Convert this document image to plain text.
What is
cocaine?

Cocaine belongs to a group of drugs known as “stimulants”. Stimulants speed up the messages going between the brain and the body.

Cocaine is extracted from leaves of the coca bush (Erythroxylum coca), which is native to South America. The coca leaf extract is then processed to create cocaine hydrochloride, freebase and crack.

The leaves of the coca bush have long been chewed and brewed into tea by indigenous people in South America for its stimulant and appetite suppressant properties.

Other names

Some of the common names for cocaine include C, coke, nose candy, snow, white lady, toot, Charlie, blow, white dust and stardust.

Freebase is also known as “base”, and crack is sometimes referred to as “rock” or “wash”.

Given task =>
Set every line of the listing down word for word.

Result of this task =>
Convert this document image to plain text.
What is
cocaine?

Cocaine belongs to a group of drugs known as “stimulants”. Stimulants speed up the messages going between the brain and the body.

Cocaine is extracted from leaves of the coca bush (Erythroxylum coca), which is native to South America. The coca leaf extract is then processed to create cocaine hydrochloride, freebase and crack.

The leaves of the coca bush have long been chewed and brewed into tea by indigenous people in South America for its stimulant and appetite suppressant properties.

Other names

Some of the common names for cocaine include C, coke, nose candy, snow, white lady, toot, Charlie, blow, white dust and stardust.

Freebase is also known as “base”, and crack is sometimes referred to as “rock” or “wash”.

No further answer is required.